→ **Written task**:
Check each line of the records below and collect those holding "value".

→ **Items from a figure collection**:
--- BEGIN ---
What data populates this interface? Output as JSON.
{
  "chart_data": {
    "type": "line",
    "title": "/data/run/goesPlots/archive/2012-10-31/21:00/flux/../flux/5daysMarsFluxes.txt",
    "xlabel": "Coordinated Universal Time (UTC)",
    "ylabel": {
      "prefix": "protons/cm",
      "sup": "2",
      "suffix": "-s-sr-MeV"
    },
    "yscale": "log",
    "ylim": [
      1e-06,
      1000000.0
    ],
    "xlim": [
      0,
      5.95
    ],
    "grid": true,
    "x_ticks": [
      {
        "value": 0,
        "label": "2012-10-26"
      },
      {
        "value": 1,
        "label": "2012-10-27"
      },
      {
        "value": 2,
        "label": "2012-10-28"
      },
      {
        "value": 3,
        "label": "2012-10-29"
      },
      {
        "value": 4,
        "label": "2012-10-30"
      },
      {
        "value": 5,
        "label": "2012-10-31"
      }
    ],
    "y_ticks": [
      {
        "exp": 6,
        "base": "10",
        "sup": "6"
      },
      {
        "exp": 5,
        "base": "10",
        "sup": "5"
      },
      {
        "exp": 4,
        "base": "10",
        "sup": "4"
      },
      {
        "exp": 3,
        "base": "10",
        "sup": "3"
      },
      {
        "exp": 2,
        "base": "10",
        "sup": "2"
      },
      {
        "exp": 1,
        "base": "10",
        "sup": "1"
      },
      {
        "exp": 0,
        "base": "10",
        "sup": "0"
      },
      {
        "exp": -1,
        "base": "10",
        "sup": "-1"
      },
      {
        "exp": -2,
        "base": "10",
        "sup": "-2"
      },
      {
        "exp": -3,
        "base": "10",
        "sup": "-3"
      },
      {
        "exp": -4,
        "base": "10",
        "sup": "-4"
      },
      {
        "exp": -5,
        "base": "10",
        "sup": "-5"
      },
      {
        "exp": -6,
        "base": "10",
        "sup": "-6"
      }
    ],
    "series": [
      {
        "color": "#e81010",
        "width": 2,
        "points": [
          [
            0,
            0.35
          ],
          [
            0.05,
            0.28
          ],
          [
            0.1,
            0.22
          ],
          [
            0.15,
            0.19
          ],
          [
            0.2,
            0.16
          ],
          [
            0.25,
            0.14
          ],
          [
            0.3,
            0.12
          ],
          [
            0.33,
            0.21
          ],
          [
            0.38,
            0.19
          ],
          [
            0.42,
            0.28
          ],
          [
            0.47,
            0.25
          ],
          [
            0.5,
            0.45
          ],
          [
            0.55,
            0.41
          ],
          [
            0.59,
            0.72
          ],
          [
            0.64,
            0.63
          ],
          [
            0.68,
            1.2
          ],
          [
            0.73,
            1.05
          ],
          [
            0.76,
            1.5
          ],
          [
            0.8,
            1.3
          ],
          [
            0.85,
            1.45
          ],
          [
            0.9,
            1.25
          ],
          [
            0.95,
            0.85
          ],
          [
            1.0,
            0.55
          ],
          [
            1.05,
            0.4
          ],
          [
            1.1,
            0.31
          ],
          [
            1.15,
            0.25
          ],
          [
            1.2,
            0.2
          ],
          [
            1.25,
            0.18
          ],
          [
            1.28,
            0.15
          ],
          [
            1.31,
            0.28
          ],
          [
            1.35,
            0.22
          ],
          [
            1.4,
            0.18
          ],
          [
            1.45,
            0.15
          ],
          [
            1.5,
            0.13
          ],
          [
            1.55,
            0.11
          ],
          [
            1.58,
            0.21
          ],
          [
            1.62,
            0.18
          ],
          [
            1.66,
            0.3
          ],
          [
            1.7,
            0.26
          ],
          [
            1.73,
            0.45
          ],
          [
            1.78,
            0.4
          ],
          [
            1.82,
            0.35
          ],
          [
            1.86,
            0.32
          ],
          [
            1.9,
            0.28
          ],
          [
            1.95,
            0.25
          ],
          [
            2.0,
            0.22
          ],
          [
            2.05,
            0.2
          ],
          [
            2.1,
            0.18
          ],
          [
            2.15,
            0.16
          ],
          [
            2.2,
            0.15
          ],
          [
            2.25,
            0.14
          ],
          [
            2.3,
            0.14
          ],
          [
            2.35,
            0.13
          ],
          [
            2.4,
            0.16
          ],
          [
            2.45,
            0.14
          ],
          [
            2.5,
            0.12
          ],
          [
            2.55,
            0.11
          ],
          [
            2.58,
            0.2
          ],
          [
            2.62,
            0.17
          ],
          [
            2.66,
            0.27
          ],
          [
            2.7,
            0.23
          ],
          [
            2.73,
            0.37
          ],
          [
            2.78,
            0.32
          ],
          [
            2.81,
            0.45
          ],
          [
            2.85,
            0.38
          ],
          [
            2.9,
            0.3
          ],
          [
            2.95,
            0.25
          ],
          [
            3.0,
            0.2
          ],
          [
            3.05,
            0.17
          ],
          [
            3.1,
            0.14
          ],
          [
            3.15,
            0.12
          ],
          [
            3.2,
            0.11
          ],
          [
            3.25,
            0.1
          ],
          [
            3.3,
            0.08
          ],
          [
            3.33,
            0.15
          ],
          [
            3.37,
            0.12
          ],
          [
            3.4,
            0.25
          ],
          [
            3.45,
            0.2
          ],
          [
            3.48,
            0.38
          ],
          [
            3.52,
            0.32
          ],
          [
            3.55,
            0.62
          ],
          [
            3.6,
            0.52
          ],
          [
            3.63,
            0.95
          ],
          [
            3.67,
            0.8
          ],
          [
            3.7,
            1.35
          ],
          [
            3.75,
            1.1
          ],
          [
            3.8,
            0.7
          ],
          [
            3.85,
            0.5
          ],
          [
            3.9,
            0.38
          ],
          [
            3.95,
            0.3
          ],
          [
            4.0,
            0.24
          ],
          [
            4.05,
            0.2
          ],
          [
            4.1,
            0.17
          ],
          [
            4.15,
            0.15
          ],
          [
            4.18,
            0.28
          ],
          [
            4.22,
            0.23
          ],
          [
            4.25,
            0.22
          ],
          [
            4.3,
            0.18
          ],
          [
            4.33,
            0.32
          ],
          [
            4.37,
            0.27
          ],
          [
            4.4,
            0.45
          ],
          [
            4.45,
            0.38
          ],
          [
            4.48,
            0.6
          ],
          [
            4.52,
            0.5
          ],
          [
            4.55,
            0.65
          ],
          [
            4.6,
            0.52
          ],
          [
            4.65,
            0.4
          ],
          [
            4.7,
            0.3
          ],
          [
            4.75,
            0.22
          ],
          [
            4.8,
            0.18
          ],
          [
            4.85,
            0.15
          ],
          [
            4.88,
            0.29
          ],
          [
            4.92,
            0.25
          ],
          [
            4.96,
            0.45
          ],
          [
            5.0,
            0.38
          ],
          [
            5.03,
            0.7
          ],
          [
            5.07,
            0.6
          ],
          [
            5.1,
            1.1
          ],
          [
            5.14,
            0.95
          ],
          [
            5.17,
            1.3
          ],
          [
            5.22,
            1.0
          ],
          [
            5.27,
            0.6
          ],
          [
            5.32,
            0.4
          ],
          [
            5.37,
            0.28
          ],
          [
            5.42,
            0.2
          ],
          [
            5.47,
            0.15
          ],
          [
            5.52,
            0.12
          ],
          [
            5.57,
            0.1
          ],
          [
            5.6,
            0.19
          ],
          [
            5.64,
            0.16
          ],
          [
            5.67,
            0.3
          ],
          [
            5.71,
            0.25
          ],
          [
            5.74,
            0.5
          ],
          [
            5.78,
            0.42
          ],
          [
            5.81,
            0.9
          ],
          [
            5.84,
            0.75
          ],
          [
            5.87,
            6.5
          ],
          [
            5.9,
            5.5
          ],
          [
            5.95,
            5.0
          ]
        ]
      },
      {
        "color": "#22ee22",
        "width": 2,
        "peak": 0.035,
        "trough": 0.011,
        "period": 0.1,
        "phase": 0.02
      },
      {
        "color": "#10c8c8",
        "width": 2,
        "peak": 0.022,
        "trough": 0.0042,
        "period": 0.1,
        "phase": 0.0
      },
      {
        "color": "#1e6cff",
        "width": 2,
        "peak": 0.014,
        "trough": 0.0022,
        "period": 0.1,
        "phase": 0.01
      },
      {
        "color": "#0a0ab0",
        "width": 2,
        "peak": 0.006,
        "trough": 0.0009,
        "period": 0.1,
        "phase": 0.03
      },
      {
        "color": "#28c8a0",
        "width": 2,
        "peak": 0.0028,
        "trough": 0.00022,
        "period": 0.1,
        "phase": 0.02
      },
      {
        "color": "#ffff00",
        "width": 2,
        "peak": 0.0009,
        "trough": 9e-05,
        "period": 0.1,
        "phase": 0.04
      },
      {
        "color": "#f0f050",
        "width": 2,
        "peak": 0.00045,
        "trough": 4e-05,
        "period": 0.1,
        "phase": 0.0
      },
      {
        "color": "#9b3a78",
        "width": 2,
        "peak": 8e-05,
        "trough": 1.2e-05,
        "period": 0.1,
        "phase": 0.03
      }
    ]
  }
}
--- END ---
→ **Reply**:
        "value": 0,
        "value": 1,
        "value": 2,
        "value": 3,
        "value": 4,
        "value": 5,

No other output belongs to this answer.